Collection entries
<<<<

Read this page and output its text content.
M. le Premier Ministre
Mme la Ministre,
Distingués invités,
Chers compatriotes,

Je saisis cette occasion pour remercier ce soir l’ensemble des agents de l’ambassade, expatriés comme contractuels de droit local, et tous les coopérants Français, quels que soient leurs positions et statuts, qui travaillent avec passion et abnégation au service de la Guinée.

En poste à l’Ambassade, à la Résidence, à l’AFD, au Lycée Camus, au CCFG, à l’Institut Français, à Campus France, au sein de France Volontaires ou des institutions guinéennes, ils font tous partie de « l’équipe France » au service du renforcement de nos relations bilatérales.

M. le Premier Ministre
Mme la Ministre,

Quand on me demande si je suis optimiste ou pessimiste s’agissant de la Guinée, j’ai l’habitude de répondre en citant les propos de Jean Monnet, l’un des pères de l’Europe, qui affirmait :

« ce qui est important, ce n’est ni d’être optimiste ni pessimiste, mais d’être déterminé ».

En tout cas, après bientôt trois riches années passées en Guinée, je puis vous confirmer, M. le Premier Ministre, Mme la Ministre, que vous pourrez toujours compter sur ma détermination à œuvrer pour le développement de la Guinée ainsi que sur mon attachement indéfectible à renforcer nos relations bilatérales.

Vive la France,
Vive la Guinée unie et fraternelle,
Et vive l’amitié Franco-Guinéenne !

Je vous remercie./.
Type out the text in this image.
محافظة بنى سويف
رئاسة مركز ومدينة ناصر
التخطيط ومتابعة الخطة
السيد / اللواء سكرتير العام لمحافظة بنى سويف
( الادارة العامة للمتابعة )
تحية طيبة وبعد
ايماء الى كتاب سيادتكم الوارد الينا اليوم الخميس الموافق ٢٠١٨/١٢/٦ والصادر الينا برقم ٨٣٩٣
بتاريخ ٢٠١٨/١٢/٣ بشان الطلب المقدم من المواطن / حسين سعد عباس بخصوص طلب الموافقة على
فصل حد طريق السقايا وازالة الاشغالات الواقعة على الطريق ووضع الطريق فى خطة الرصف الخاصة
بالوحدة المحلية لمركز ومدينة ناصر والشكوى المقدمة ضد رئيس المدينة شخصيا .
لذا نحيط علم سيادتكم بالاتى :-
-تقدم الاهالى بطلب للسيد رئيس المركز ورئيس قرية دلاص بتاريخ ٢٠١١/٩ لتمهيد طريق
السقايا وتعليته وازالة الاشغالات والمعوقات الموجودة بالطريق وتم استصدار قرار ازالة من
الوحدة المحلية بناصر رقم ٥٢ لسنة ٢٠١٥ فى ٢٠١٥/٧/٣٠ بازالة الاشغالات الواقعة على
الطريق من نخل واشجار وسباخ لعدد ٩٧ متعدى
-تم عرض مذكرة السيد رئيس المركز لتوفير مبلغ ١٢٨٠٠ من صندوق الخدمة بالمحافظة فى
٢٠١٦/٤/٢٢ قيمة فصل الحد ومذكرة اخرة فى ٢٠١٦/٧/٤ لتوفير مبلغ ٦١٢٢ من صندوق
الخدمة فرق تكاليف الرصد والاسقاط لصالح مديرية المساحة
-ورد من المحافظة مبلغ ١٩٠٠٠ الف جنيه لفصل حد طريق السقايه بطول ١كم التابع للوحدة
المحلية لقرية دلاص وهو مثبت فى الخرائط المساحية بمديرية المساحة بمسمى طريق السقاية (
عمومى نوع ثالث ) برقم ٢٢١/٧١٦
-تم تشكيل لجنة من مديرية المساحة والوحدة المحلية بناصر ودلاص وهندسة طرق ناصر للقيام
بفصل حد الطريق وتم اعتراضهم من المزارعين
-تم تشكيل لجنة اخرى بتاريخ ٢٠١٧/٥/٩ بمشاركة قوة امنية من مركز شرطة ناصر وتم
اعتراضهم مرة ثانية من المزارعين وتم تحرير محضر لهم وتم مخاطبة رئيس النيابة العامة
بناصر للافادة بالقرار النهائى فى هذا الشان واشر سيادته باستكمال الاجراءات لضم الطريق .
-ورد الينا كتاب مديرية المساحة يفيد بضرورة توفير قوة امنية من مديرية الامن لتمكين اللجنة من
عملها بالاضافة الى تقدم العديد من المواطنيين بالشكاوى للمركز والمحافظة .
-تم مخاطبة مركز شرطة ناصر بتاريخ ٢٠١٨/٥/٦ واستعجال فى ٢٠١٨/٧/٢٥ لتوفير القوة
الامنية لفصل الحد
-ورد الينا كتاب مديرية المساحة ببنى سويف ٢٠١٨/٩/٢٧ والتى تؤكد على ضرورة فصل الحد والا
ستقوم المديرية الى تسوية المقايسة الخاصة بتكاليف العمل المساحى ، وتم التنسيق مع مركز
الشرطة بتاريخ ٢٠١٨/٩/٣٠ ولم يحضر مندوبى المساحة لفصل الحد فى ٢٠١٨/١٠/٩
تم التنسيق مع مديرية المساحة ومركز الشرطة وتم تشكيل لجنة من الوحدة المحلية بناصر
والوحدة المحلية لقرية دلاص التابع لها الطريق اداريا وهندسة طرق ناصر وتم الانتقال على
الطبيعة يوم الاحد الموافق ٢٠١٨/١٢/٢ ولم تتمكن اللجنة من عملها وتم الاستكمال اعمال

>>>>

▶ EXERCISE: Reproduce each entry word for word.

▶ REPLY TO THE TASK:
Read this page and output its text content.
M. le Premier Ministre
Mme la Ministre,
Distingués invités,
Chers compatriotes,

Je saisis cette occasion pour remercier ce soir l’ensemble des agents de l’ambassade, expatriés comme contractuels de droit local, et tous les coopérants Français, quels que soient leurs positions et statuts, qui travaillent avec passion et abnégation au service de la Guinée.

En poste à l’Ambassade, à la Résidence, à l’AFD, au Lycée Camus, au CCFG, à l’Institut Français, à Campus France, au sein de France Volontaires ou des institutions guinéennes, ils font tous partie de « l’équipe France » au service du renforcement de nos relations bilatérales.

M. le Premier Ministre
Mme la Ministre,

Quand on me demande si je suis optimiste ou pessimiste s’agissant de la Guinée, j’ai l’habitude de répondre en citant les propos de Jean Monnet, l’un des pères de l’Europe, qui affirmait :

« ce qui est important, ce n’est ni d’être optimiste ni pessimiste, mais d’être déterminé ».

En tout cas, après bientôt trois riches années passées en Guinée, je puis vous confirmer, M. le Premier Ministre, Mme la Ministre, que vous pourrez toujours compter sur ma détermination à œuvrer pour le développement de la Guinée ainsi que sur mon attachement indéfectible à renforcer nos relations bilatérales.

Vive la France,
Vive la Guinée unie et fraternelle,
Et vive l’amitié Franco-Guinéenne !

Je vous remercie./.
Type out the text in this image.
محافظة بنى سويف
رئاسة مركز ومدينة ناصر
التخطيط ومتابعة الخطة
السيد / اللواء سكرتير العام لمحافظة بنى سويف
( الادارة العامة للمتابعة )
تحية طيبة وبعد
ايماء الى كتاب سيادتكم الوارد الينا اليوم الخميس الموافق ٢٠١٨/١٢/٦ والصادر الينا برقم ٨٣٩٣
بتاريخ ٢٠١٨/١٢/٣ بشان الطلب المقدم من المواطن / حسين سعد عباس بخصوص طلب الموافقة على
فصل حد طريق السقايا وازالة الاشغالات الواقعة على الطريق ووضع الطريق فى خطة الرصف الخاصة
بالوحدة المحلية لمركز ومدينة ناصر والشكوى المقدمة ضد رئيس المدينة شخصيا .
لذا نحيط علم سيادتكم بالاتى :-
-تقدم الاهالى بطلب للسيد رئيس المركز ورئيس قرية دلاص بتاريخ ٢٠١١/٩ لتمهيد طريق
السقايا وتعليته وازالة الاشغالات والمعوقات الموجودة بالطريق وتم استصدار قرار ازالة من
الوحدة المحلية بناصر رقم ٥٢ لسنة ٢٠١٥ فى ٢٠١٥/٧/٣٠ بازالة الاشغالات الواقعة على
الطريق من نخل واشجار وسباخ لعدد ٩٧ متعدى
-تم عرض مذكرة السيد رئيس المركز لتوفير مبلغ ١٢٨٠٠ من صندوق الخدمة بالمحافظة فى
٢٠١٦/٤/٢٢ قيمة فصل الحد ومذكرة اخرة فى ٢٠١٦/٧/٤ لتوفير مبلغ ٦١٢٢ من صندوق
الخدمة فرق تكاليف الرصد والاسقاط لصالح مديرية المساحة
-ورد من المحافظة مبلغ ١٩٠٠٠ الف جنيه لفصل حد طريق السقايه بطول ١كم التابع للوحدة
المحلية لقرية دلاص وهو مثبت فى الخرائط المساحية بمديرية المساحة بمسمى طريق السقاية (
عمومى نوع ثالث ) برقم ٢٢١/٧١٦
-تم تشكيل لجنة من مديرية المساحة والوحدة المحلية بناصر ودلاص وهندسة طرق ناصر للقيام
بفصل حد الطريق وتم اعتراضهم من المزارعين
-تم تشكيل لجنة اخرى بتاريخ ٢٠١٧/٥/٩ بمشاركة قوة امنية من مركز شرطة ناصر وتم
اعتراضهم مرة ثانية من المزارعين وتم تحرير محضر لهم وتم مخاطبة رئيس النيابة العامة
بناصر للافادة بالقرار النهائى فى هذا الشان واشر سيادته باستكمال الاجراءات لضم الطريق .
-ورد الينا كتاب مديرية المساحة يفيد بضرورة توفير قوة امنية من مديرية الامن لتمكين اللجنة من
عملها بالاضافة الى تقدم العديد من المواطنيين بالشكاوى للمركز والمحافظة .
-تم مخاطبة مركز شرطة ناصر بتاريخ ٢٠١٨/٥/٦ واستعجال فى ٢٠١٨/٧/٢٥ لتوفير القوة
الامنية لفصل الحد
-ورد الينا كتاب مديرية المساحة ببنى سويف ٢٠١٨/٩/٢٧ والتى تؤكد على ضرورة فصل الحد والا
ستقوم المديرية الى تسوية المقايسة الخاصة بتكاليف العمل المساحى ، وتم التنسيق مع مركز
الشرطة بتاريخ ٢٠١٨/٩/٣٠ ولم يحضر مندوبى المساحة لفصل الحد فى ٢٠١٨/١٠/٩
تم التنسيق مع مديرية المساحة ومركز الشرطة وتم تشكيل لجنة من الوحدة المحلية بناصر
والوحدة المحلية لقرية دلاص التابع لها الطريق اداريا وهندسة طرق ناصر وتم الانتقال على
الطبيعة يوم الاحد الموافق ٢٠١٨/١٢/٢ ولم تتمكن اللجنة من عملها وتم الاستكمال اعمال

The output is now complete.